What is expected. Will you write out, word for word, every line from the one with "Decode this chart: output" to the final line of the data below, with the pictures left out?

+-------+

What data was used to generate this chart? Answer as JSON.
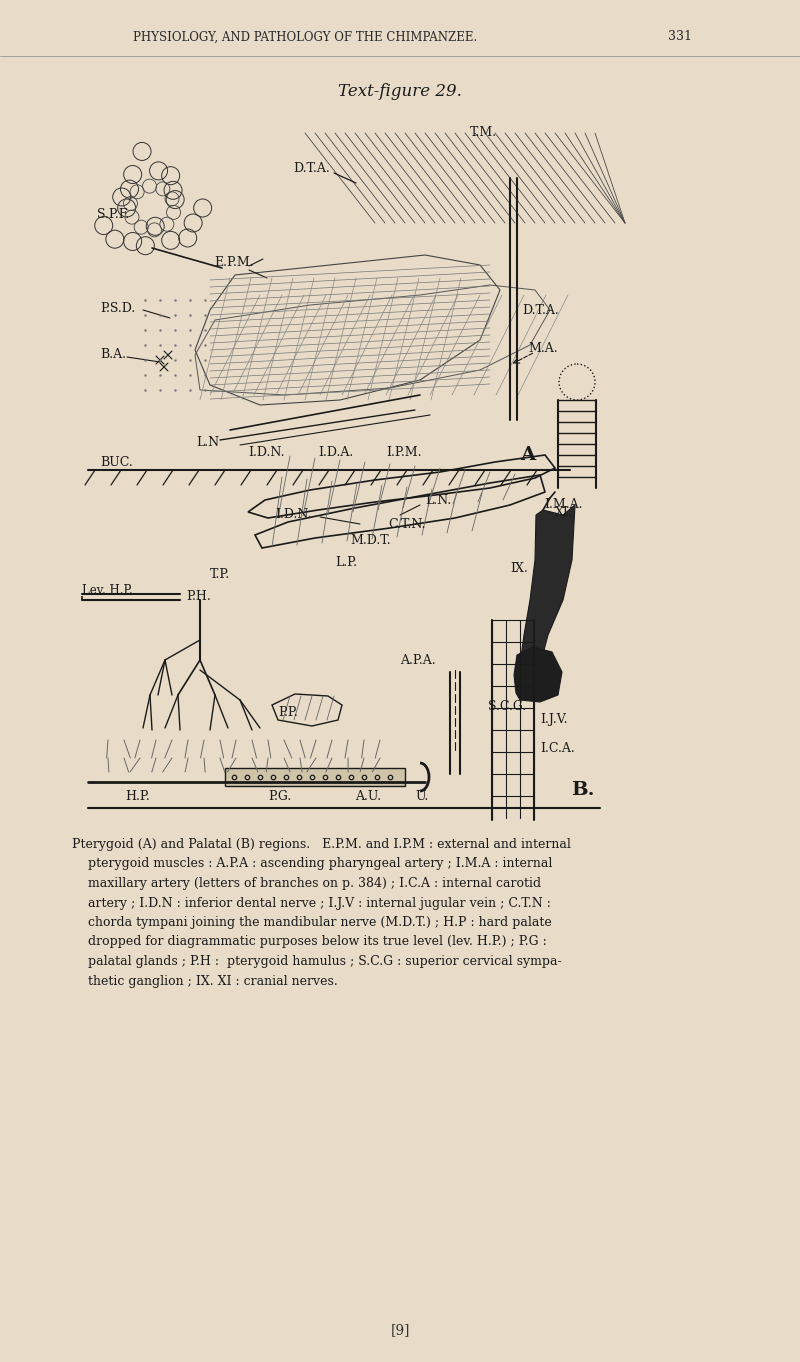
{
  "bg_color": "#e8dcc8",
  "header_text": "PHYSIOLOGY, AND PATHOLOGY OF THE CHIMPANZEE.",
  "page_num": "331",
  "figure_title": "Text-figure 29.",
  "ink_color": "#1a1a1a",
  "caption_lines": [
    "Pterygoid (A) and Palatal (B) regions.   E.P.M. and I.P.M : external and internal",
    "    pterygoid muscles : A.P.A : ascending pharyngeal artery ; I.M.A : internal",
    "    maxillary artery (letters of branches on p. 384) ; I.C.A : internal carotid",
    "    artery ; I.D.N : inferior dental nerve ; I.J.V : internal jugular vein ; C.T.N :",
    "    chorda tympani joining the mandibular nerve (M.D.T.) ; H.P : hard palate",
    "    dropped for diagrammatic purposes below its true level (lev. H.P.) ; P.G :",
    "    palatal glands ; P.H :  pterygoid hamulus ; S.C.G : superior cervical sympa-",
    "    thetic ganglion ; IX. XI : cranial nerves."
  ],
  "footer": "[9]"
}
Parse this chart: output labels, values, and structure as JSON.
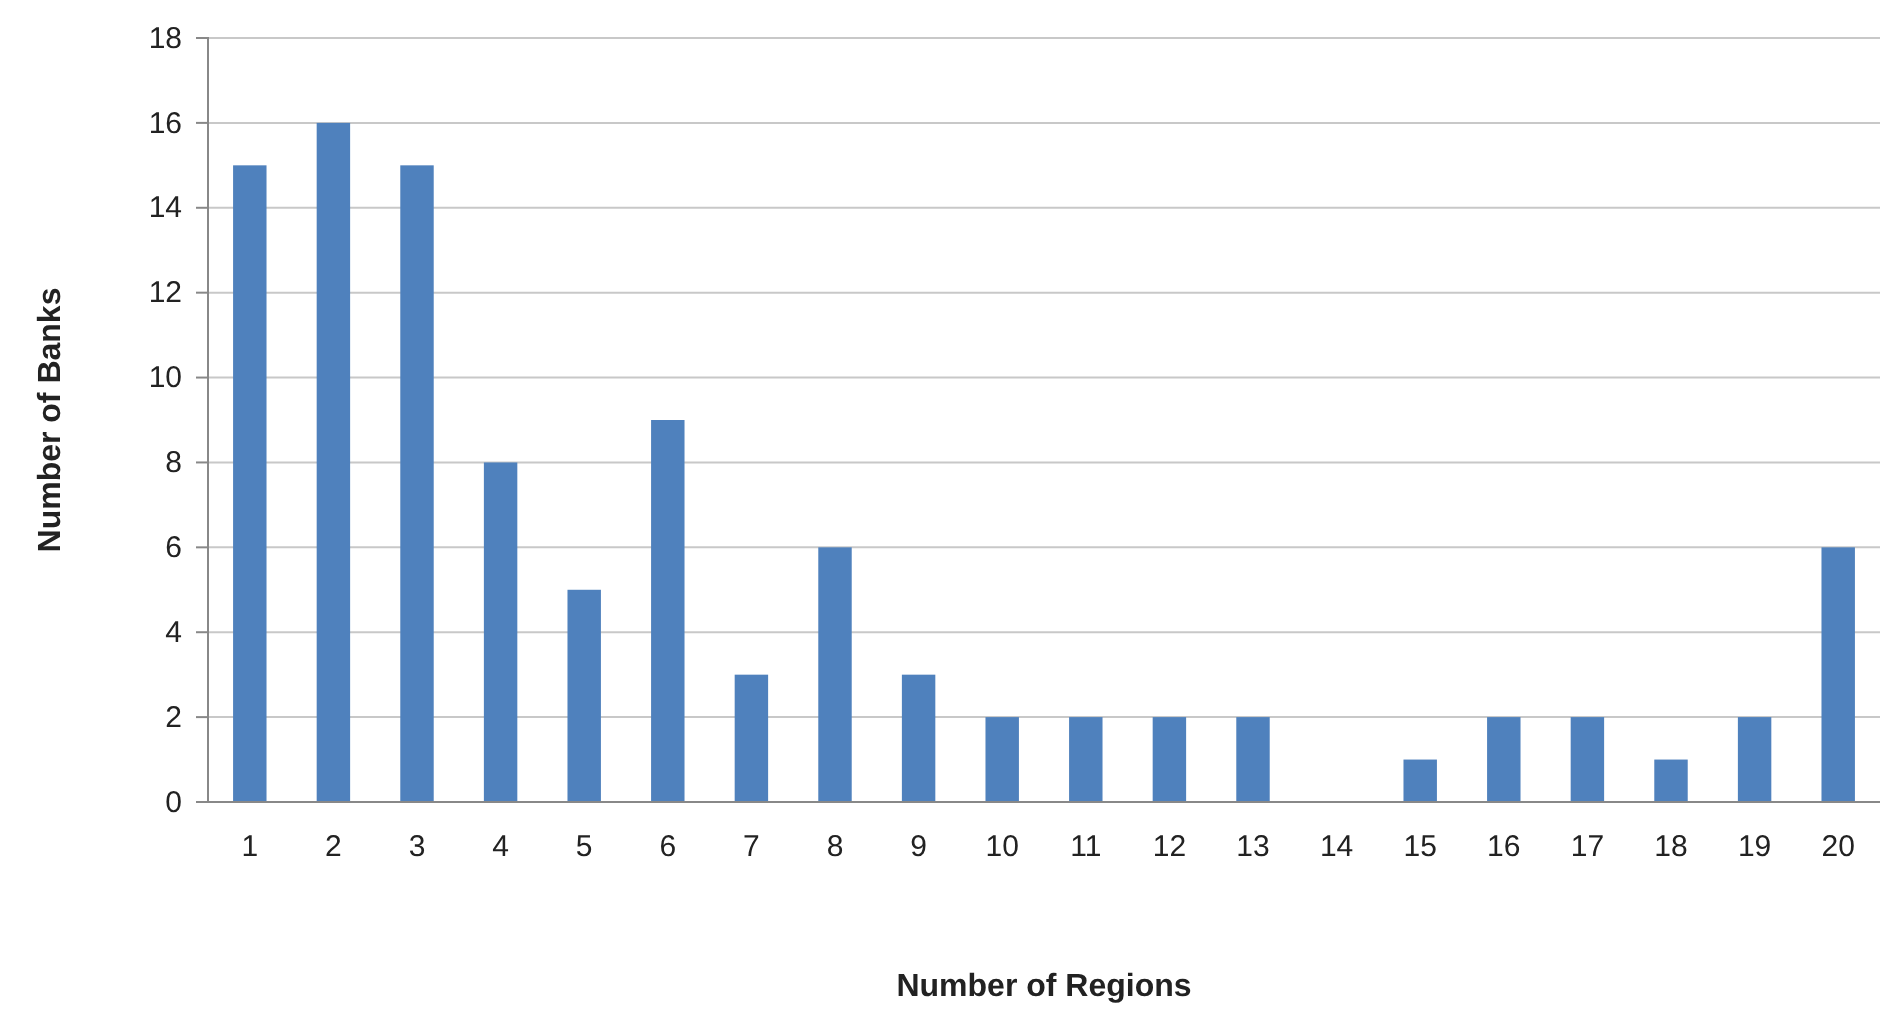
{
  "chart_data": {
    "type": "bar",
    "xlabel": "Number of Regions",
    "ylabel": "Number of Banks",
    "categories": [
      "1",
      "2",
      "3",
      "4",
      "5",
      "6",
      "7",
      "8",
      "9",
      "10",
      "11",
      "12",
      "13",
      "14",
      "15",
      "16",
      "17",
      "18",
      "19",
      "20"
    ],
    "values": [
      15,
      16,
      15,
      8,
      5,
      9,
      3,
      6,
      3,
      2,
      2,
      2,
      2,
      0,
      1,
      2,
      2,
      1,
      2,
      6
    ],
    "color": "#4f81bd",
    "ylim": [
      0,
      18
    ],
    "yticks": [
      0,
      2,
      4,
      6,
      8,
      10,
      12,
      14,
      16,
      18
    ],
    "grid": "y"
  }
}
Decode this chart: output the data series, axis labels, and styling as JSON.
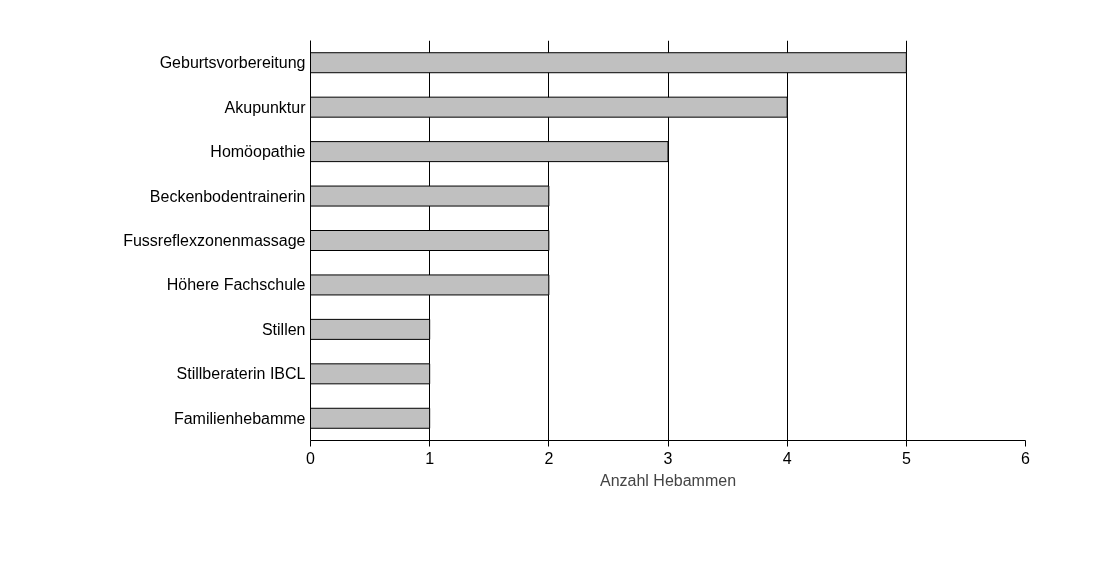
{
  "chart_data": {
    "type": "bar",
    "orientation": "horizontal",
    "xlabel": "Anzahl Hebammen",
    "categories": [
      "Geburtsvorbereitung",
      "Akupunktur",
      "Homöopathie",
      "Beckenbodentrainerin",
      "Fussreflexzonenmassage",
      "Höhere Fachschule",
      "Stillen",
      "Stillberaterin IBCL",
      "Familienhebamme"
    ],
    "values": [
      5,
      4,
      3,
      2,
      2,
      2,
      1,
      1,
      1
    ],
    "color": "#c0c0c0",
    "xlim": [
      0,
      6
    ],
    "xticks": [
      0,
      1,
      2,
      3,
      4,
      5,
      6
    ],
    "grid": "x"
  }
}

+-------+

Exercise result.
Decode this chart: output the data series, axis labels, and styling as JSON.
{
  "chart_data": {
    "type": "bar",
    "orientation": "horizontal",
    "xlabel": "Anzahl Hebammen",
    "categories": [
      "Geburtsvorbereitung",
      "Akupunktur",
      "Homöopathie",
      "Beckenbodentrainerin",
      "Fussreflexzonenmassage",
      "Höhere Fachschule",
      "Stillen",
      "Stillberaterin IBCL",
      "Familienhebamme"
    ],
    "values": [
      5,
      4,
      3,
      2,
      2,
      2,
      1,
      1,
      1
    ],
    "color": "#c0c0c0",
    "xlim": [
      0,
      6
    ],
    "xticks": [
      0,
      1,
      2,
      3,
      4,
      5,
      6
    ],
    "grid": "x"
  }
}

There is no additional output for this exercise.